§ **WHAT YOU SHOULD DO**: For every line in the data below that contains "title", copy the line.
══ RECORD LIST
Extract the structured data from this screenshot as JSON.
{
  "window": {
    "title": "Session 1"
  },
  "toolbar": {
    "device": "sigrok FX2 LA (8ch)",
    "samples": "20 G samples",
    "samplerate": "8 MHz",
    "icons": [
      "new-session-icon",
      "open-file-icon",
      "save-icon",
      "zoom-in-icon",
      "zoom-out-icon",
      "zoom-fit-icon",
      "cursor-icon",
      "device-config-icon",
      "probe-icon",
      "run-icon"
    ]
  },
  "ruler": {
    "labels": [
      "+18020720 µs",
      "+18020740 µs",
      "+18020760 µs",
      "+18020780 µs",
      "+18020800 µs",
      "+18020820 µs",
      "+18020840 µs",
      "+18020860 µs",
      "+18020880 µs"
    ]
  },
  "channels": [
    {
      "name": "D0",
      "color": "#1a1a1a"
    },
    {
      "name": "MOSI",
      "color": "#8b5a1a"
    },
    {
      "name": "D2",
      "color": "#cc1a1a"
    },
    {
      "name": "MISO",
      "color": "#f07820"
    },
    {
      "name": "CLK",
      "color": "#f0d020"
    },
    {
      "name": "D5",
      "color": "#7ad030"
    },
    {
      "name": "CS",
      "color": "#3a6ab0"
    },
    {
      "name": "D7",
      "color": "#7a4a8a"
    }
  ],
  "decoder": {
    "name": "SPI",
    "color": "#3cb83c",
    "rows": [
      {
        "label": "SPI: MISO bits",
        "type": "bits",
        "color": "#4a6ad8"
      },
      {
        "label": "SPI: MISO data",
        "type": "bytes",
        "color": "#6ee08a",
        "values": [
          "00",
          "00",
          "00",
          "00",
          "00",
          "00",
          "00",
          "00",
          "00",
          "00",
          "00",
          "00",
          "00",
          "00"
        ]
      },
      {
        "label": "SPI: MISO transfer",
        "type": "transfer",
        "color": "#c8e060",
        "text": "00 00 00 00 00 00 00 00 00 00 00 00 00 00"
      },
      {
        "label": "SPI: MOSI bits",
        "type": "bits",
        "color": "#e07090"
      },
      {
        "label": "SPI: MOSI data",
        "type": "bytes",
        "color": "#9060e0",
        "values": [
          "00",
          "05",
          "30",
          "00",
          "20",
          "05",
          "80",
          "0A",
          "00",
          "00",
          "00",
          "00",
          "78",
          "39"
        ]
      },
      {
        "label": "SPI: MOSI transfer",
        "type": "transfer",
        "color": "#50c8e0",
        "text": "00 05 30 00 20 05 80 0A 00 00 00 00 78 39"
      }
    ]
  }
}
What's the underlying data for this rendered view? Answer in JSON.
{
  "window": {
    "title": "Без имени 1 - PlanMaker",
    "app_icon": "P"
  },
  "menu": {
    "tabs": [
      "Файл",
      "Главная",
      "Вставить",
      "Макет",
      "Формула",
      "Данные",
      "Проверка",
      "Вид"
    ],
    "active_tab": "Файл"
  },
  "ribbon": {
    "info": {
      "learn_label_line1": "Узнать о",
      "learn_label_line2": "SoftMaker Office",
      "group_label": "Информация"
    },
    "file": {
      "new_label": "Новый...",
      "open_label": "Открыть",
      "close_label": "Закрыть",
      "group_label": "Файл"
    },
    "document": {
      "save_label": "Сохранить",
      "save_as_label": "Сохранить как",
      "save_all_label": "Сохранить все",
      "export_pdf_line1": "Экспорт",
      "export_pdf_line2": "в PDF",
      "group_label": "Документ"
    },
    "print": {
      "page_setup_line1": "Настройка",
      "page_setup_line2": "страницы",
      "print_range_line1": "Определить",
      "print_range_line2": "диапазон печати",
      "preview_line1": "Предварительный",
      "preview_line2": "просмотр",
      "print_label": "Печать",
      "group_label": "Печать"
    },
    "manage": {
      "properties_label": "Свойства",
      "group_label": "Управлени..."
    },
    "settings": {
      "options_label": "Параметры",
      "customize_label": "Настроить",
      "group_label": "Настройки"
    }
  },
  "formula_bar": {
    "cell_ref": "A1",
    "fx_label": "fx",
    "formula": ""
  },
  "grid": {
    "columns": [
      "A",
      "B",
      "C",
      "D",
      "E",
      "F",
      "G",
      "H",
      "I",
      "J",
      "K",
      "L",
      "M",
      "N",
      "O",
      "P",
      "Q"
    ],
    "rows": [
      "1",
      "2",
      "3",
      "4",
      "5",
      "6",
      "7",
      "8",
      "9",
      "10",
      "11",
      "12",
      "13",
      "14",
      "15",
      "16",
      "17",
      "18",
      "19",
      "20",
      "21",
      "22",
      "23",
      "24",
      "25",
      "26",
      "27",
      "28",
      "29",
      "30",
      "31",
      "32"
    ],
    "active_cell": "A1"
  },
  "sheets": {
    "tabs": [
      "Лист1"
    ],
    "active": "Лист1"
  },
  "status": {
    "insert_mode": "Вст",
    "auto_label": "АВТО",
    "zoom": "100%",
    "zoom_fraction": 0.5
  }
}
════
§ **RESULT OF THE TASK**:
    "title": "Session 1"
    "title": "Без имени 1 - PlanMaker",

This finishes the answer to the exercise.